[Start of Attachment]

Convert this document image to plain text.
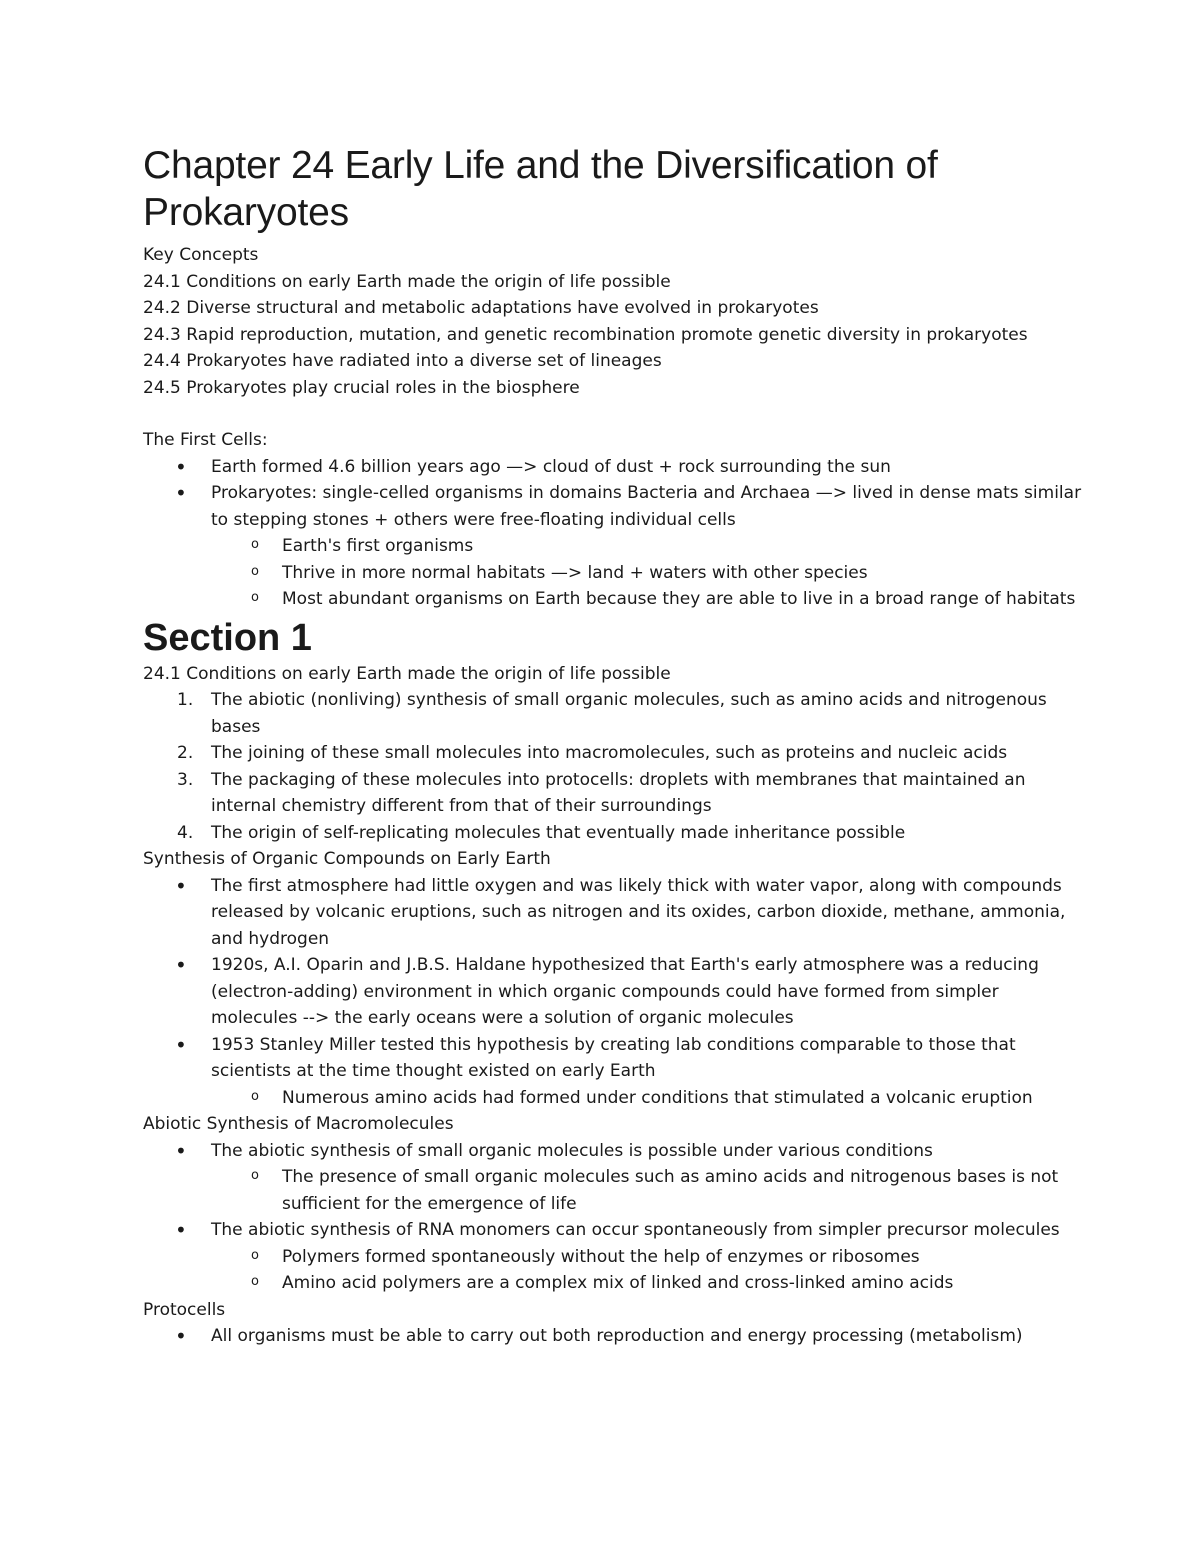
Chapter 24 Early Life and the Diversification of Prokaryotes
Key Concepts
24.1 Conditions on early Earth made the origin of life possible
24.2 Diverse structural and metabolic adaptations have evolved in prokaryotes
24.3 Rapid reproduction, mutation, and genetic recombination promote genetic diversity in prokaryotes
24.4 Prokaryotes have radiated into a diverse set of lineages
24.5 Prokaryotes play crucial roles in the biosphere
The First Cells:
• Earth formed 4.6 billion years ago —> cloud of dust + rock surrounding the sun
• Prokaryotes: single-celled organisms in domains Bacteria and Archaea —> lived in dense mats similar to stepping stones + others were free-floating individual cells
o Earth's first organisms
o Thrive in more normal habitats —> land + waters with other species
o Most abundant organisms on Earth because they are able to live in a broad range of habitats
Section 1
24.1 Conditions on early Earth made the origin of life possible
1. The abiotic (nonliving) synthesis of small organic molecules, such as amino acids and nitrogenous bases
2. The joining of these small molecules into macromolecules, such as proteins and nucleic acids
3. The packaging of these molecules into protocells: droplets with membranes that maintained an internal chemistry different from that of their surroundings
4. The origin of self-replicating molecules that eventually made inheritance possible
Synthesis of Organic Compounds on Early Earth
• The first atmosphere had little oxygen and was likely thick with water vapor, along with compounds released by volcanic eruptions, such as nitrogen and its oxides, carbon dioxide, methane, ammonia, and hydrogen
• 1920s, A.I. Oparin and J.B.S. Haldane hypothesized that Earth's early atmosphere was a reducing (electron-adding) environment in which organic compounds could have formed from simpler molecules --> the early oceans were a solution of organic molecules
• 1953 Stanley Miller tested this hypothesis by creating lab conditions comparable to those that scientists at the time thought existed on early Earth
o Numerous amino acids had formed under conditions that stimulated a volcanic eruption
Abiotic Synthesis of Macromolecules
• The abiotic synthesis of small organic molecules is possible under various conditions
o The presence of small organic molecules such as amino acids and nitrogenous bases is not sufficient for the emergence of life
• The abiotic synthesis of RNA monomers can occur spontaneously from simpler precursor molecules
o Polymers formed spontaneously without the help of enzymes or ribosomes
o Amino acid polymers are a complex mix of linked and cross-linked amino acids
Protocells
• All organisms must be able to carry out both reproduction and energy processing (metabolism)
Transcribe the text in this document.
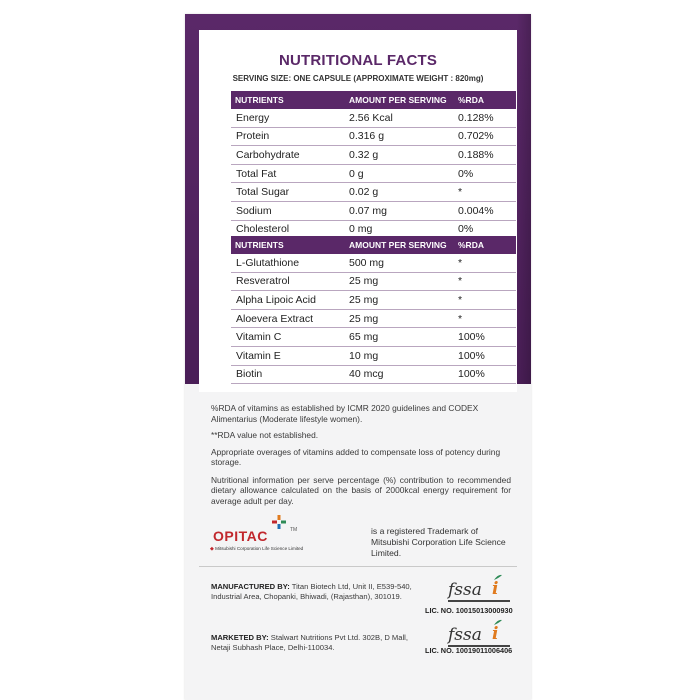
NUTRITIONAL FACTS
SERVING SIZE: ONE CAPSULE (APPROXIMATE WEIGHT : 820mg)
NUTRIENTS	AMOUNT PER SERVING	%RDA
Energy	2.56 Kcal	0.128%
Protein	0.316 g	0.702%
Carbohydrate	0.32 g	0.188%
Total Fat	0 g	0%
Total Sugar	0.02 g	*
Sodium	0.07 mg	0.004%
Cholesterol	0 mg	0%
NUTRIENTS	AMOUNT PER SERVING	%RDA
L-Glutathione	500 mg	*
Resveratrol	25 mg	*
Alpha Lipoic Acid	25 mg	*
Aloevera Extract	25 mg	*
Vitamin C	65 mg	100%
Vitamin E	10 mg	100%
Biotin	40 mcg	100%

%RDA of vitamins as established by ICMR 2020 guidelines and CODEX Alimentarius (Moderate lifestyle women).

**RDA value not established.

Appropriate overages of vitamins added to compensate loss of potency during storage.

Nutritional information per serve percentage (%) contribution to recommended dietary allowance calculated on the basis of 2000kcal energy requirement for average adult per day.

OPITAC	TM
◆ Mitsubishi Corporation Life Science Limited
is a registered Trademark of Mitsubishi Corporation Life Science Limited.
MANUFACTURED BY: Titan Biotech Ltd, Unit II, E539-540, Industrial Area, Chopanki, Bhiwadi, (Rajasthan), 301019.
MARKETED BY: Stalwart Nutritions Pvt Ltd. 302B, D Mall, Netaji Subhash Place, Delhi-110034.
fssa i
LIC. NO. 10015013000930
fssa i
LIC. NO. 10019011006406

[End of Attachment]

▶ _TASK DESCRIPTION_
Wherever the word "volcanic" turns up in the material, copy the whole line.

▶ _WORKED SOLUTION_
• The first atmosphere had little oxygen and was likely thick with water vapor, along with compounds released by volcanic eruptions, such as nitrogen and its oxides, carbon dioxide, methane, ammonia, and hydrogen
o Numerous amino acids had formed under conditions that stimulated a volcanic eruption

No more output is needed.